Repeat each line of the material exactly.

Collected data entries:
================================

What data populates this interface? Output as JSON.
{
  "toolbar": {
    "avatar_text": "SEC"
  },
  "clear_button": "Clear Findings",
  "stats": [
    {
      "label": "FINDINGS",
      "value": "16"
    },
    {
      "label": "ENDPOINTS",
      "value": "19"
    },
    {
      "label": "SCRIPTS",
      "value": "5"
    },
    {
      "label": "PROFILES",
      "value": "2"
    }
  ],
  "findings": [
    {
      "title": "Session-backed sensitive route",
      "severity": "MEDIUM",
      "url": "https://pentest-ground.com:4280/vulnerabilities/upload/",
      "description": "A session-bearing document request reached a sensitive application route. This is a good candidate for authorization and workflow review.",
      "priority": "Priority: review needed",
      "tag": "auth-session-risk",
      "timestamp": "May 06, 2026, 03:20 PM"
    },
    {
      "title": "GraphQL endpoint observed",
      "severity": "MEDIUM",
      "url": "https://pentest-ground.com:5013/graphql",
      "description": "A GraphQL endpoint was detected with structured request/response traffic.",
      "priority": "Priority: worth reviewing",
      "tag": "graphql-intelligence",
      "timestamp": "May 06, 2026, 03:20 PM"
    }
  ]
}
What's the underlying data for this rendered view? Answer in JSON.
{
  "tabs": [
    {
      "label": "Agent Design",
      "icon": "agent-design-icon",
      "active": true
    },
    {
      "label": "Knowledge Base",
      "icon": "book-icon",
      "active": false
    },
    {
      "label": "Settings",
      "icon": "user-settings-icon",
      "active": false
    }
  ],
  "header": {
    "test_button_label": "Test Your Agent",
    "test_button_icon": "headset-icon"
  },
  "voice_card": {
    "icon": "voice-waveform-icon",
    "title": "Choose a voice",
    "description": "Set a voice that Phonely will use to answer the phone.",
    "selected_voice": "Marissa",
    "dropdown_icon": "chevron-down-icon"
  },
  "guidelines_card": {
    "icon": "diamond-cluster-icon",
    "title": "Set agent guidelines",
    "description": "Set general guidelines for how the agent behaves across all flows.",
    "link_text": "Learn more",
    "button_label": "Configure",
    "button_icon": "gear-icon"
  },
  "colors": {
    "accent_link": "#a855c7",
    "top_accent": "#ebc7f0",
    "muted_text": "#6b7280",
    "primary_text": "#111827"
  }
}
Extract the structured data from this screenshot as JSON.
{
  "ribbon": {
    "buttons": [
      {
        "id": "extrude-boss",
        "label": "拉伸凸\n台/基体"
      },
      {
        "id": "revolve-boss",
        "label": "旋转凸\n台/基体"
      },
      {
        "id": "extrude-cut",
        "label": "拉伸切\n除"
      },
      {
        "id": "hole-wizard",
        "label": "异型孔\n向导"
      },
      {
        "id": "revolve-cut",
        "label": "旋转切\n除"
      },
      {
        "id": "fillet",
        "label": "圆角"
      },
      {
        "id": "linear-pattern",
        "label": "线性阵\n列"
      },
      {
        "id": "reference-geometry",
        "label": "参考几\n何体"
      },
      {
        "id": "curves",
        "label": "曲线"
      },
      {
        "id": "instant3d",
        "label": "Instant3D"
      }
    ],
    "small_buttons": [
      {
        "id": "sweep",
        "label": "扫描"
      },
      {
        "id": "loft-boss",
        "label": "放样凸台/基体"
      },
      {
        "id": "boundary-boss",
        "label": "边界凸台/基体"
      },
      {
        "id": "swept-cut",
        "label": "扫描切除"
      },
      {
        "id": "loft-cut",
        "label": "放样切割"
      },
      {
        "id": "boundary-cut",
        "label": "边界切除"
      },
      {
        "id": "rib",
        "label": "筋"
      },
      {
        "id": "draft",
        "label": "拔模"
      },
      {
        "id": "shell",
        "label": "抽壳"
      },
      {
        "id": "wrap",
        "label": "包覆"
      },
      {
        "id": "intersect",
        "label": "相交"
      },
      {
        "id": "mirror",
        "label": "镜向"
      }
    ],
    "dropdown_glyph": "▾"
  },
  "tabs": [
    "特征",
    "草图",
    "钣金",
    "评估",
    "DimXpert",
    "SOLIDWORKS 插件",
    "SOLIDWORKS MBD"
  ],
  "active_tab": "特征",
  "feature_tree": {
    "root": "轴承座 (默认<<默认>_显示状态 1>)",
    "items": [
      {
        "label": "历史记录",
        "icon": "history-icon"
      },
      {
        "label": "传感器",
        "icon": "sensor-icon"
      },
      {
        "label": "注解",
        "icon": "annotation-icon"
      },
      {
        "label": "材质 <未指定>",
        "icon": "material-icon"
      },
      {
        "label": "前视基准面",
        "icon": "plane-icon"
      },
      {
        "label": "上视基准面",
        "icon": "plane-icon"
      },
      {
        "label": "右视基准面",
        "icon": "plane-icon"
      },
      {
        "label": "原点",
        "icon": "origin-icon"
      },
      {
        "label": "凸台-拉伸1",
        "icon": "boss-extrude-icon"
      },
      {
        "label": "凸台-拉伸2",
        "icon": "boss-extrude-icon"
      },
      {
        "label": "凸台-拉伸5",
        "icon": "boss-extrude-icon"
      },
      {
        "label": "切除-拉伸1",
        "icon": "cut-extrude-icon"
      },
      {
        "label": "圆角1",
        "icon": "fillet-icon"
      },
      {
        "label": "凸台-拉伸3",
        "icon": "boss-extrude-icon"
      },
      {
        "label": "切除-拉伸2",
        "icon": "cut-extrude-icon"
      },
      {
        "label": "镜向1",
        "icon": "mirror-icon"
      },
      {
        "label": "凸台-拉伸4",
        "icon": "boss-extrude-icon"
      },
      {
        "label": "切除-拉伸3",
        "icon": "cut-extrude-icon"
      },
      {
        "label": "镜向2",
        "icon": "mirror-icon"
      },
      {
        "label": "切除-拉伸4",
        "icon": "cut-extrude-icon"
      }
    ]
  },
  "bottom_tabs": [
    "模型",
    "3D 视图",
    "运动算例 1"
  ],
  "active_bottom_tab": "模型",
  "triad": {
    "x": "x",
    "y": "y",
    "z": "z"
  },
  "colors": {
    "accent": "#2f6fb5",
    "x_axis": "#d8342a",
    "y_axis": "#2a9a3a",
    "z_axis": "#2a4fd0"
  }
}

================================

● **Task answer**
What data populates this interface? Output as JSON.
{
  "toolbar": {
    "avatar_text": "SEC"
  },
  "clear_button": "Clear Findings",
  "stats": [
    {
      "label": "FINDINGS",
      "value": "16"
    },
    {
      "label": "ENDPOINTS",
      "value": "19"
    },
    {
      "label": "SCRIPTS",
      "value": "5"
    },
    {
      "label": "PROFILES",
      "value": "2"
    }
  ],
  "findings": [
    {
      "title": "Session-backed sensitive route",
      "severity": "MEDIUM",
      "url": "https://pentest-ground.com:4280/vulnerabilities/upload/",
      "description": "A session-bearing document request reached a sensitive application route. This is a good candidate for authorization and workflow review.",
      "priority": "Priority: review needed",
      "tag": "auth-session-risk",
      "timestamp": "May 06, 2026, 03:20 PM"
    },
    {
      "title": "GraphQL endpoint observed",
      "severity": "MEDIUM",
      "url": "https://pentest-ground.com:5013/graphql",
      "description": "A GraphQL endpoint was detected with structured request/response traffic.",
      "priority": "Priority: worth reviewing",
      "tag": "graphql-intelligence",
      "timestamp": "May 06, 2026, 03:20 PM"
    }
  ]
}
What's the underlying data for this rendered view? Answer in JSON.
{
  "tabs": [
    {
      "label": "Agent Design",
      "icon": "agent-design-icon",
      "active": true
    },
    {
      "label": "Knowledge Base",
      "icon": "book-icon",
      "active": false
    },
    {
      "label": "Settings",
      "icon": "user-settings-icon",
      "active": false
    }
  ],
  "header": {
    "test_button_label": "Test Your Agent",
    "test_button_icon": "headset-icon"
  },
  "voice_card": {
    "icon": "voice-waveform-icon",
    "title": "Choose a voice",
    "description": "Set a voice that Phonely will use to answer the phone.",
    "selected_voice": "Marissa",
    "dropdown_icon": "chevron-down-icon"
  },
  "guidelines_card": {
    "icon": "diamond-cluster-icon",
    "title": "Set agent guidelines",
    "description": "Set general guidelines for how the agent behaves across all flows.",
    "link_text": "Learn more",
    "button_label": "Configure",
    "button_icon": "gear-icon"
  },
  "colors": {
    "accent_link": "#a855c7",
    "top_accent": "#ebc7f0",
    "muted_text": "#6b7280",
    "primary_text": "#111827"
  }
}
Extract the structured data from this screenshot as JSON.
{
  "ribbon": {
    "buttons": [
      {
        "id": "extrude-boss",
        "label": "拉伸凸\n台/基体"
      },
      {
        "id": "revolve-boss",
        "label": "旋转凸\n台/基体"
      },
      {
        "id": "extrude-cut",
        "label": "拉伸切\n除"
      },
      {
        "id": "hole-wizard",
        "label": "异型孔\n向导"
      },
      {
        "id": "revolve-cut",
        "label": "旋转切\n除"
      },
      {
        "id": "fillet",
        "label": "圆角"
      },
      {
        "id": "linear-pattern",
        "label": "线性阵\n列"
      },
      {
        "id": "reference-geometry",
        "label": "参考几\n何体"
      },
      {
        "id": "curves",
        "label": "曲线"
      },
      {
        "id": "instant3d",
        "label": "Instant3D"
      }
    ],
    "small_buttons": [
      {
        "id": "sweep",
        "label": "扫描"
      },
      {
        "id": "loft-boss",
        "label": "放样凸台/基体"
      },
      {
        "id": "boundary-boss",
        "label": "边界凸台/基体"
      },
      {
        "id": "swept-cut",
        "label": "扫描切除"
      },
      {
        "id": "loft-cut",
        "label": "放样切割"
      },
      {
        "id": "boundary-cut",
        "label": "边界切除"
      },
      {
        "id": "rib",
        "label": "筋"
      },
      {
        "id": "draft",
        "label": "拔模"
      },
      {
        "id": "shell",
        "label": "抽壳"
      },
      {
        "id": "wrap",
        "label": "包覆"
      },
      {
        "id": "intersect",
        "label": "相交"
      },
      {
        "id": "mirror",
        "label": "镜向"
      }
    ],
    "dropdown_glyph": "▾"
  },
  "tabs": [
    "特征",
    "草图",
    "钣金",
    "评估",
    "DimXpert",
    "SOLIDWORKS 插件",
    "SOLIDWORKS MBD"
  ],
  "active_tab": "特征",
  "feature_tree": {
    "root": "轴承座 (默认<<默认>_显示状态 1>)",
    "items": [
      {
        "label": "历史记录",
        "icon": "history-icon"
      },
      {
        "label": "传感器",
        "icon": "sensor-icon"
      },
      {
        "label": "注解",
        "icon": "annotation-icon"
      },
      {
        "label": "材质 <未指定>",
        "icon": "material-icon"
      },
      {
        "label": "前视基准面",
        "icon": "plane-icon"
      },
      {
        "label": "上视基准面",
        "icon": "plane-icon"
      },
      {
        "label": "右视基准面",
        "icon": "plane-icon"
      },
      {
        "label": "原点",
        "icon": "origin-icon"
      },
      {
        "label": "凸台-拉伸1",
        "icon": "boss-extrude-icon"
      },
      {
        "label": "凸台-拉伸2",
        "icon": "boss-extrude-icon"
      },
      {
        "label": "凸台-拉伸5",
        "icon": "boss-extrude-icon"
      },
      {
        "label": "切除-拉伸1",
        "icon": "cut-extrude-icon"
      },
      {
        "label": "圆角1",
        "icon": "fillet-icon"
      },
      {
        "label": "凸台-拉伸3",
        "icon": "boss-extrude-icon"
      },
      {
        "label": "切除-拉伸2",
        "icon": "cut-extrude-icon"
      },
      {
        "label": "镜向1",
        "icon": "mirror-icon"
      },
      {
        "label": "凸台-拉伸4",
        "icon": "boss-extrude-icon"
      },
      {
        "label": "切除-拉伸3",
        "icon": "cut-extrude-icon"
      },
      {
        "label": "镜向2",
        "icon": "mirror-icon"
      },
      {
        "label": "切除-拉伸4",
        "icon": "cut-extrude-icon"
      }
    ]
  },
  "bottom_tabs": [
    "模型",
    "3D 视图",
    "运动算例 1"
  ],
  "active_bottom_tab": "模型",
  "triad": {
    "x": "x",
    "y": "y",
    "z": "z"
  },
  "colors": {
    "accent": "#2f6fb5",
    "x_axis": "#d8342a",
    "y_axis": "#2a9a3a",
    "z_axis": "#2a4fd0"
  }
}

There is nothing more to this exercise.